◆ Stated exercise A ◆
In the immigration post, shorten the paragraph beginning "GOP Congressman Lamar Smith (TX) has once again" into a bulleted list that keeps its main facts.

◆ Source document ◆

========================================================================

Republicans can keep being hardliners on immigration reform if they wish, and make themselves believe that Latino candidates will continue to deliver the Latino vote. But with Hispanics constituting a rapidly-growing demographic, and with candidates’ positions on issues mattering more to voters than their ethnic identity, it’s only a matter of time before the numbers seal the GOP’s fate.
Posted 04/01/11 at 10:51am By Lynn Tramonte
GOP’s Top Latino Voting Pundit, Rep. Lamar Smith, Strikes (Out) Again
GOP Congressman Lamar Smith (TX) has once again asserted himself as his party’s leading strategist on the Latino vote. He’s taking issue with Chris Cillizza’s recent analysis of census numbers, "The Republican’s Hispanic Problem." We agree with Cillizza’s take. However, Smith is desperately trying to get his fellow Republicans to deny the facts and trends on Latino voters. Given his goal of forcing all 11 million undocumented immigrant out of the country (couched as “attrition through enforcement”), and the impact this policy has had on sending Latino voters into the arms of the Democratic Party, the Republican Party should heed his punditry with caution.

========================================================================

◆ Given data ◆

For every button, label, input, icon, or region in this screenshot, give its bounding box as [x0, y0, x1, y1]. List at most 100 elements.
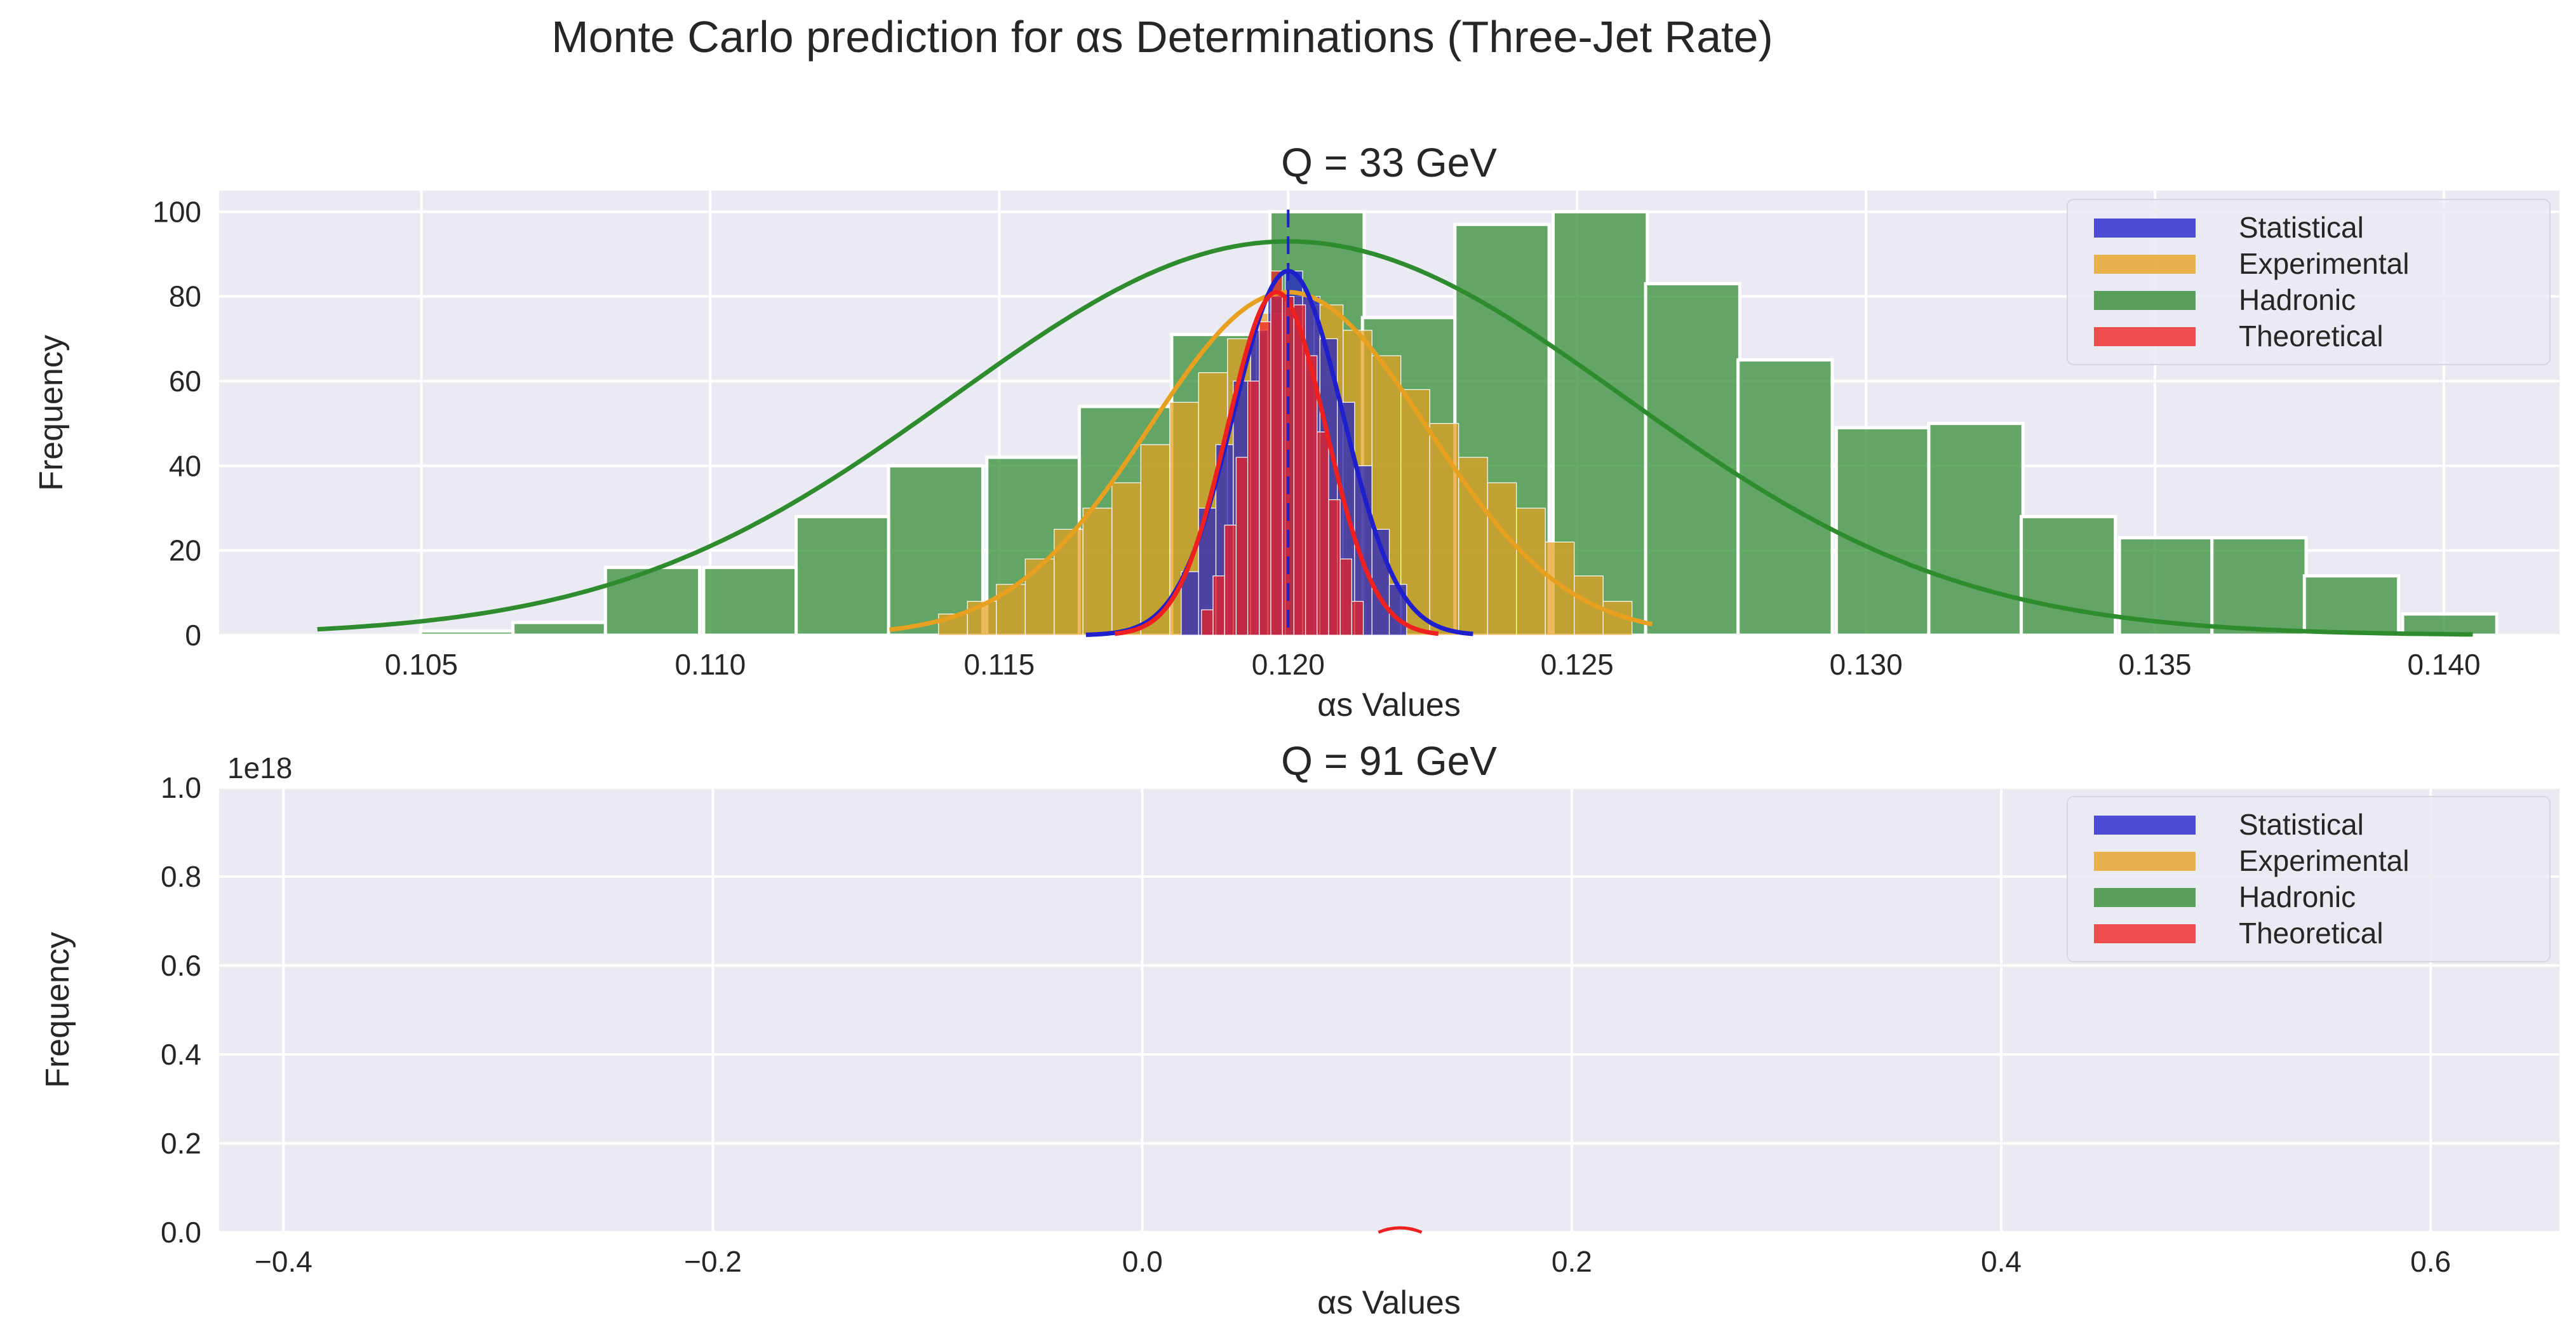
top-x-tick-label: 0.125: [1541, 648, 1614, 681]
top-x-tick-label: 0.135: [2119, 648, 2192, 681]
bottom-legend-swatch-statistical: [2094, 816, 2196, 835]
top-legend-label-theoretical: Theoretical: [2239, 320, 2384, 353]
bottom-x-tick-label: 0.4: [1981, 1245, 2022, 1278]
top-kde-theoretical: [1115, 290, 1439, 636]
bottom-legend-label-statistical: Statistical: [2239, 808, 2364, 841]
top-bar-statistical: [1181, 571, 1199, 636]
bottom-legend-swatch-theoretical: [2094, 924, 2196, 943]
top-x-tick-label: 0.115: [963, 648, 1035, 681]
top-bar-hadronic: [887, 464, 984, 637]
top-legend-label-experimental: Experimental: [2239, 247, 2409, 280]
bottom-legend-label-experimental: Experimental: [2239, 844, 2409, 877]
top-bar-theoretical: [1259, 321, 1271, 636]
top-x-tick-label: 0.110: [675, 648, 746, 681]
top-bar-experimental: [1111, 482, 1141, 636]
top-bar-theoretical: [1247, 380, 1260, 636]
top-bar-experimental: [1082, 508, 1113, 636]
top-bar-hadronic: [795, 515, 892, 637]
axes-bottom-offset-text: 1e18: [227, 751, 292, 784]
top-bar-theoretical: [1270, 271, 1283, 636]
bottom-x-tick-label: 0.6: [2410, 1245, 2451, 1278]
top-bar-experimental: [1487, 482, 1517, 636]
bottom-legend-swatch-hadronic: [2094, 888, 2196, 907]
axes-bottom: −0.4 −0.2 0.0 0.2 0.4 0.6 0.0 0.2 0.4 0.6 0.8 1.0 Q…: [39, 738, 2559, 1321]
top-bar-theoretical: [1212, 575, 1225, 636]
top-bar-theoretical: [1317, 431, 1329, 636]
top-bar-theoretical: [1305, 355, 1318, 636]
top-bar-experimental: [996, 584, 1026, 636]
top-kde-statistical: [1085, 269, 1473, 637]
top-bar-theoretical: [1201, 609, 1214, 636]
axes-bottom-title: Q = 91 GeV: [1281, 738, 1497, 784]
bottom-y-tick-label: 0.4: [161, 1038, 201, 1071]
top-y-tick-label: 0: [185, 619, 201, 652]
top-bar-experimental: [1024, 558, 1055, 636]
bottom-x-tick-label: 0.2: [1552, 1245, 1592, 1278]
bottom-legend-label-theoretical: Theoretical: [2239, 917, 2384, 950]
top-bar-hadronic: [2019, 515, 2117, 637]
axes-top-ticks: 0.105 0.110 0.115 0.120 0.125 0.130 0.135 0.140…: [152, 195, 2480, 681]
top-legend-swatch-experimental: [2094, 255, 2196, 274]
axes-bottom-ticks: −0.4 −0.2 0.0 0.2 0.4 0.6 0.0 0.2 0.4 0.6 0.8 1.0: [161, 771, 2451, 1278]
top-y-tick-label: 20: [169, 534, 201, 567]
figure-suptitle: Monte Carlo prediction for αs Determinat…: [551, 12, 1773, 62]
top-bar-theoretical: [1351, 601, 1364, 636]
top-legend-label-statistical: Statistical: [2239, 211, 2364, 244]
top-y-tick-label: 40: [169, 449, 201, 482]
top-bar-experimental: [1429, 423, 1459, 636]
axes-bottom-grid: [219, 786, 2559, 1234]
top-bar-hadronic: [2210, 536, 2308, 637]
bottom-y-tick-label: 0.0: [161, 1216, 201, 1249]
top-bar-theoretical: [1235, 457, 1249, 636]
axes-top-marks: [317, 210, 2499, 637]
top-x-tick-label: 0.105: [385, 648, 458, 681]
top-legend-swatch-hadronic: [2094, 291, 2196, 310]
top-legend-label-hadronic: Hadronic: [2239, 283, 2356, 316]
axes-top-xlabel: αs Values: [1317, 687, 1461, 723]
top-bar-hadronic: [2302, 574, 2401, 637]
axes-bottom-ylabel: Frequency: [39, 932, 76, 1088]
top-bar-hadronic: [1644, 282, 1741, 637]
top-bar-experimental: [1545, 541, 1575, 636]
bottom-residual-mark: [1378, 1226, 1423, 1234]
top-bar-hadronic: [1736, 358, 1834, 637]
top-y-tick-label: 80: [169, 280, 201, 313]
top-y-tick-label: 100: [152, 195, 201, 228]
axes-top-ylabel: Frequency: [33, 335, 70, 491]
top-bar-theoretical: [1293, 304, 1306, 636]
top-legend-swatch-theoretical: [2094, 327, 2196, 346]
top-kde-hadronic: [317, 239, 2473, 637]
bottom-legend-swatch-experimental: [2094, 852, 2196, 871]
top-x-tick-label: 0.140: [2407, 648, 2480, 681]
bottom-y-tick-label: 0.2: [161, 1127, 201, 1160]
top-bar-hadronic: [419, 629, 516, 637]
axes-top-title: Q = 33 GeV: [1281, 140, 1497, 185]
axes-bottom-marks: [1378, 1226, 1423, 1234]
top-bar-hadronic: [603, 565, 702, 637]
bottom-x-tick-label: −0.2: [684, 1245, 742, 1278]
axes-top: 0.105 0.110 0.115 0.120 0.125 0.130 0.135 0.140…: [33, 140, 2559, 723]
top-bar-hadronic: [702, 565, 800, 637]
top-legend-swatch-statistical: [2094, 219, 2196, 238]
bottom-x-tick-label: −0.4: [255, 1245, 312, 1278]
top-x-tick-label: 0.120: [1252, 648, 1325, 681]
axes-bottom-xlabel: αs Values: [1317, 1284, 1461, 1321]
bottom-legend-frame: [2067, 796, 2551, 962]
bottom-y-tick-label: 0.8: [161, 860, 201, 893]
top-bar-theoretical: [1339, 558, 1352, 636]
bottom-y-tick-label: 1.0: [161, 771, 201, 804]
top-y-tick-label: 60: [169, 365, 201, 398]
top-legend-frame: [2067, 199, 2551, 365]
top-bar-theoretical: [1224, 525, 1237, 636]
top-bar-hadronic: [1927, 422, 2025, 637]
top-bar-hadronic: [1834, 426, 1933, 637]
top-bar-theoretical: [1328, 499, 1341, 636]
top-x-tick-label: 0.130: [1830, 648, 1903, 681]
bottom-legend-label-hadronic: Hadronic: [2239, 880, 2356, 913]
top-bar-hadronic: [511, 621, 609, 637]
bottom-x-tick-label: 0.0: [1122, 1245, 1163, 1278]
bottom-y-tick-label: 0.6: [161, 949, 201, 982]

========================================================================

◆ Stated exercise B ◆
Recast the part of the entries that opens with the line containing "top-x-tick-label: 0.125: [1541, 648, 1614, 681]" and closes with the line containing "247, 2409, 280]" as a numbered list, leaving out any blank lines.

◆ Final result A ◆
- Rep. Lamar Smith (R-TX) has again presented himself as his party's leading strategist on the Latino vote.
- He disputes Chris Cillizza's recent census analysis, "The Republican's Hispanic Problem," which the post's authors agree with.
- Smith is trying to get fellow Republicans to deny the facts and trends on Latino voters.
- His goal is to force all 11 million undocumented immigrants out of the country, framed as "attrition through enforcement."
- That policy has pushed Latino voters toward the Democratic Party, so Republicans should heed his punditry with caution.

◆ Final result B ◆
1. top-x-tick-label: 0.125: [1541, 648, 1614, 681]
2. top-x-tick-label: 0.135: [2119, 648, 2192, 681]
3. bottom-legend-swatch-statistical: [2094, 816, 2196, 835]
4. top-legend-label-theoretical: Theoretical: [2239, 320, 2384, 353]
5. bottom-x-tick-label: 0.4: [1981, 1245, 2022, 1278]
6. top-kde-theoretical: [1115, 290, 1439, 636]
7. bottom-legend-label-statistical: Statistical: [2239, 808, 2364, 841]
8. top-bar-statistical: [1181, 571, 1199, 636]
9. bottom-legend-swatch-theoretical: [2094, 924, 2196, 943]
10. top-x-tick-label: 0.115: [963, 648, 1035, 681]
11. top-bar-hadronic: [887, 464, 984, 637]
12. top-legend-label-experimental: Experimental: [2239, 247, 2409, 280]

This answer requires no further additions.